→ Required task
Go through the listing and return every line with "stage" in it.

→ Source records

^^^^

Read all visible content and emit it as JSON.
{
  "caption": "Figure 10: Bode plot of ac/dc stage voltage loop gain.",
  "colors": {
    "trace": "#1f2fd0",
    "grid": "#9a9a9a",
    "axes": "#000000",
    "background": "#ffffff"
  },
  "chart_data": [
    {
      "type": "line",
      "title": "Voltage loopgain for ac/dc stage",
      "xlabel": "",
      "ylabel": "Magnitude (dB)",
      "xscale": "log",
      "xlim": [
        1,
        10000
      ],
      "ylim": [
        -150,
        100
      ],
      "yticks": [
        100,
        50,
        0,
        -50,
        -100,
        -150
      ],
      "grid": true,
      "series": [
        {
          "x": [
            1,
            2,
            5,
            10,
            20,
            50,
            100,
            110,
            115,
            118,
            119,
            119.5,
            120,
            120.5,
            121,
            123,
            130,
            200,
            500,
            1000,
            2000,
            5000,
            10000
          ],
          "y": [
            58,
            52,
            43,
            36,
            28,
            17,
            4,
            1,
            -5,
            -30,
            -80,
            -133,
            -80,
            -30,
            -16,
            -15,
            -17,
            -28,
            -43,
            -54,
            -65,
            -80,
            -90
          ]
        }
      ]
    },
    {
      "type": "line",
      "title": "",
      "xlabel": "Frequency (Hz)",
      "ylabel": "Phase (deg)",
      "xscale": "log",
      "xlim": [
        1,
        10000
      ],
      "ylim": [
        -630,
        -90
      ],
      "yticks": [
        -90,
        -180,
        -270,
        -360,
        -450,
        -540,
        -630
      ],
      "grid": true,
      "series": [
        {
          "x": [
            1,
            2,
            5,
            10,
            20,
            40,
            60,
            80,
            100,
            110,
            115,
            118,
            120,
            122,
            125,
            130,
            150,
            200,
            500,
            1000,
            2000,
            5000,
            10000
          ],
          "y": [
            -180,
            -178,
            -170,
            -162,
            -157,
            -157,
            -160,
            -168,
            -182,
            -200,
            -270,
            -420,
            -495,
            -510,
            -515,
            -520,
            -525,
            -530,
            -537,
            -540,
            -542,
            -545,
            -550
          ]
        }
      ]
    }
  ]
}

^^^^

→ Reply
  "caption": "Figure 10: Bode plot of ac/dc stage voltage loop gain.",
      "title": "Voltage loopgain for ac/dc stage",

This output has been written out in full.